## start

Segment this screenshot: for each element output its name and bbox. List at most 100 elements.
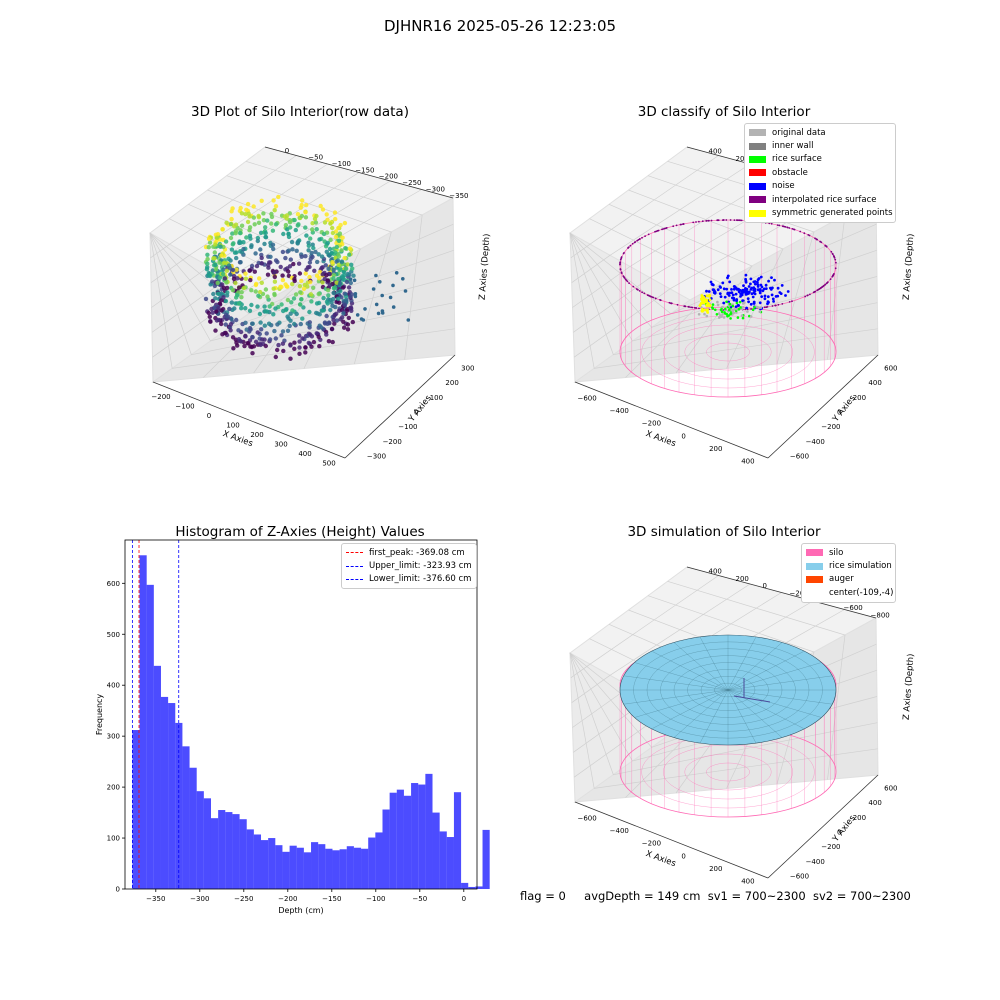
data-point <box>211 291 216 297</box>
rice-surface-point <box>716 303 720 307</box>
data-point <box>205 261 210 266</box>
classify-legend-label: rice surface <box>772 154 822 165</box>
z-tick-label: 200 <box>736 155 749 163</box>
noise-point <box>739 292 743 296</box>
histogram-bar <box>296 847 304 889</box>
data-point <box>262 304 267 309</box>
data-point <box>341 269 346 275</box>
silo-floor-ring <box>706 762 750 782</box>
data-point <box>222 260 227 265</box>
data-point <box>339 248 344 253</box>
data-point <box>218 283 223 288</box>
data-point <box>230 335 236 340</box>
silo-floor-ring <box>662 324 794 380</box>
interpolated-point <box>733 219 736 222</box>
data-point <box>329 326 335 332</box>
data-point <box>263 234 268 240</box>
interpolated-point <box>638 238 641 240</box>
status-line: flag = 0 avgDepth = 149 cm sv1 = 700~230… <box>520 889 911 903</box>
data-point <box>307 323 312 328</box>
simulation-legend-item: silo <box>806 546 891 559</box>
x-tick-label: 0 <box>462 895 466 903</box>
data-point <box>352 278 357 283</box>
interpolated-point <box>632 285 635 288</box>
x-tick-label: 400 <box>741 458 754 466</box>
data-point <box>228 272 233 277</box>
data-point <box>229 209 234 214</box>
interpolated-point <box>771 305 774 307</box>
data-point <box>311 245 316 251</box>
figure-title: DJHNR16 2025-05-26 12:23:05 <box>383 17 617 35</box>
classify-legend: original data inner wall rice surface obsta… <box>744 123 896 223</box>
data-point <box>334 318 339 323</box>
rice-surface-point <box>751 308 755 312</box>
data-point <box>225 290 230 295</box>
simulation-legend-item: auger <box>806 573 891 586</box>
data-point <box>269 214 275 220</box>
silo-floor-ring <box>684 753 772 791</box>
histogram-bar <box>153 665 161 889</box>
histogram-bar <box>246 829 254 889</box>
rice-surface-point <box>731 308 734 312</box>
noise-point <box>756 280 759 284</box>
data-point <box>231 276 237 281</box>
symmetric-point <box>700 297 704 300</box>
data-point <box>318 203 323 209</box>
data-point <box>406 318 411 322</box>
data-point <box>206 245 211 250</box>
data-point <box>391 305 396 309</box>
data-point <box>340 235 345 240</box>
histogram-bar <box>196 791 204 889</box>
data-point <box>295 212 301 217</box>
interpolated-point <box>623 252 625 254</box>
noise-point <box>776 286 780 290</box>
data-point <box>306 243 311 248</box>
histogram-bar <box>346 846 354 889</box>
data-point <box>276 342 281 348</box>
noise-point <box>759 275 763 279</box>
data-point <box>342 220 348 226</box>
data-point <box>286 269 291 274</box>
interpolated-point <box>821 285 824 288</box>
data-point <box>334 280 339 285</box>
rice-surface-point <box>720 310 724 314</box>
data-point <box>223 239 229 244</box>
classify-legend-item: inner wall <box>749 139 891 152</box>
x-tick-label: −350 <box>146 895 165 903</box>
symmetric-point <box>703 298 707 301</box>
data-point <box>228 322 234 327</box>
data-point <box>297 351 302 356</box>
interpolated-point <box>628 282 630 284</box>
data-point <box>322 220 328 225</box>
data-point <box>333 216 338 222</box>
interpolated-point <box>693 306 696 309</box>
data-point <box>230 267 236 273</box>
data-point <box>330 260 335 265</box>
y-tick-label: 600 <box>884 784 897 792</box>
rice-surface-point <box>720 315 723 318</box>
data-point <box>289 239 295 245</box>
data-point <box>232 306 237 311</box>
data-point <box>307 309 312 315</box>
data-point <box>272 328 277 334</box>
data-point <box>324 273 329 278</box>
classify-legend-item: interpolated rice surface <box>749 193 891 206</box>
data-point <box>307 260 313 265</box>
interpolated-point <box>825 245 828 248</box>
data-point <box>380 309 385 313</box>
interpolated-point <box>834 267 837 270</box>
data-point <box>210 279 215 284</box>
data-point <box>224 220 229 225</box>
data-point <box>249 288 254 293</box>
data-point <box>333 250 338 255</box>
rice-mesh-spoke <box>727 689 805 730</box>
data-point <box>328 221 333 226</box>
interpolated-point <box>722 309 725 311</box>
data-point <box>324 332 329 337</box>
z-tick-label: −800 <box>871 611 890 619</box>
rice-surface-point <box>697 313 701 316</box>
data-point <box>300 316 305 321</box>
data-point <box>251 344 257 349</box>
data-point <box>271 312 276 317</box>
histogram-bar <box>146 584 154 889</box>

## end
## start

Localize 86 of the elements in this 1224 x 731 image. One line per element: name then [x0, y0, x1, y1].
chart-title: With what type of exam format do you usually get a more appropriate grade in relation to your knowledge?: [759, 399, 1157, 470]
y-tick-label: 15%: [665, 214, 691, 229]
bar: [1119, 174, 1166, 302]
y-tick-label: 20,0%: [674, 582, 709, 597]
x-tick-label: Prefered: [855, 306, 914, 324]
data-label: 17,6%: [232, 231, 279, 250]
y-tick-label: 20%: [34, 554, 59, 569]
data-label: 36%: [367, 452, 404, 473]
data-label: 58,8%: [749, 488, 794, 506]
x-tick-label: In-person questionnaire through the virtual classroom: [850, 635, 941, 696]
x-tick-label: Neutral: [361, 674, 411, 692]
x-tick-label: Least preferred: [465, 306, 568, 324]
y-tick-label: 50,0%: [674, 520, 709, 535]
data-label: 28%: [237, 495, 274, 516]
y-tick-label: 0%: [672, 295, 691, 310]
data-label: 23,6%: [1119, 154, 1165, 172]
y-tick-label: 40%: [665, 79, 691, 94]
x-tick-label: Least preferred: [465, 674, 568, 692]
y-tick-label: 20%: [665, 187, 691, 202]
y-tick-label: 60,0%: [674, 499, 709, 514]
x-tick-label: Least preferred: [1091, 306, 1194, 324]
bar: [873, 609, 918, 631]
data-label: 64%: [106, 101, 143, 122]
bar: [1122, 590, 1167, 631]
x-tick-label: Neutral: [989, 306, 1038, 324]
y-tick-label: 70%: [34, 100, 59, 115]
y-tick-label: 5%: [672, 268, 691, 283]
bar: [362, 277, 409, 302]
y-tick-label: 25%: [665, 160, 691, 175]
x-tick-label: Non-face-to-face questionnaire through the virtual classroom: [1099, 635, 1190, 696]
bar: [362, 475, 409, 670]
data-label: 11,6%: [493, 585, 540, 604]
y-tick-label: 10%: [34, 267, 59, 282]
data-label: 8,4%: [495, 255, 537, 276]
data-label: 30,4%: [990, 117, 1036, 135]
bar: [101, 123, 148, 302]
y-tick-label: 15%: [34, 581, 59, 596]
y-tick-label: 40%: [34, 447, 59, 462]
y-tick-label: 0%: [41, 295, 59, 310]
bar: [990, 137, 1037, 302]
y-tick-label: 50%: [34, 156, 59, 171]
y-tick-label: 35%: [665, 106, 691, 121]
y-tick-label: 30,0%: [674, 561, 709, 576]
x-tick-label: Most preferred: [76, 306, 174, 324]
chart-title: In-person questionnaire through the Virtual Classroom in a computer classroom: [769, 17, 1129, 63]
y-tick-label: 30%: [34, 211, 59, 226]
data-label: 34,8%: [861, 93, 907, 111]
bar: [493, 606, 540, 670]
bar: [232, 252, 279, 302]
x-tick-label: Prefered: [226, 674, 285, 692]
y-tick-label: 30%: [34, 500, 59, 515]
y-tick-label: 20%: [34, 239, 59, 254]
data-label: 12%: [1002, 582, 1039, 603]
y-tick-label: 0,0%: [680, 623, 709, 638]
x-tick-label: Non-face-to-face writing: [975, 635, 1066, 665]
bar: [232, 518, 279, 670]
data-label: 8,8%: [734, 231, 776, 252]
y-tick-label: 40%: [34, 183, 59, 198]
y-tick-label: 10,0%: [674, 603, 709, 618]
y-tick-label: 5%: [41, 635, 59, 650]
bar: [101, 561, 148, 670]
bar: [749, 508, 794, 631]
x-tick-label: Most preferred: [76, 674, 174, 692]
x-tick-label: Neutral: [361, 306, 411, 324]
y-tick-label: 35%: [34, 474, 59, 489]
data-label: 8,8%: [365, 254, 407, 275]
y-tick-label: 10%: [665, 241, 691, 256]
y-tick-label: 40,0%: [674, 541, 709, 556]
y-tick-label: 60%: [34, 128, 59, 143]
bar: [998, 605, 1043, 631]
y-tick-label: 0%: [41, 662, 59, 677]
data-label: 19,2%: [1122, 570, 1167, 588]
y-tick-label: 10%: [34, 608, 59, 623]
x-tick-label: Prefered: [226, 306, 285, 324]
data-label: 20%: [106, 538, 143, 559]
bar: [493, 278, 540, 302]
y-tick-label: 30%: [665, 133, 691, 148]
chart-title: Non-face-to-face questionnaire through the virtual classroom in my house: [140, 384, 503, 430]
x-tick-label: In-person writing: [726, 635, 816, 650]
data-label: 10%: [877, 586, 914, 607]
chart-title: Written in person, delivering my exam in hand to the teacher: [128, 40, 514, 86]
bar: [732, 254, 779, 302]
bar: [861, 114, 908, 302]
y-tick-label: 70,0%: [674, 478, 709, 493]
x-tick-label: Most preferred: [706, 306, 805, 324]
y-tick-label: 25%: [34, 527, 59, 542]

## end

WHAT IS NEEDED: Turn everything in the data from the line containing "Localize 86 of" down to the line containing "y-tick-label: 20,0%: [674, 582, 709, 597]", both included, into a numbered list, omitting any blank lines.

CORRECT OUTPUT:
1. Localize 86 of the elements in this 1224 x 731 image. One line per element: name then [x0, y0, x1, y1].
2. chart-title: With what type of exam format do you usually get a more appropriate grade in relation to your knowledge?: [759, 399, 1157, 470]
3. y-tick-label: 15%: [665, 214, 691, 229]
4. bar: [1119, 174, 1166, 302]
5. y-tick-label: 20,0%: [674, 582, 709, 597]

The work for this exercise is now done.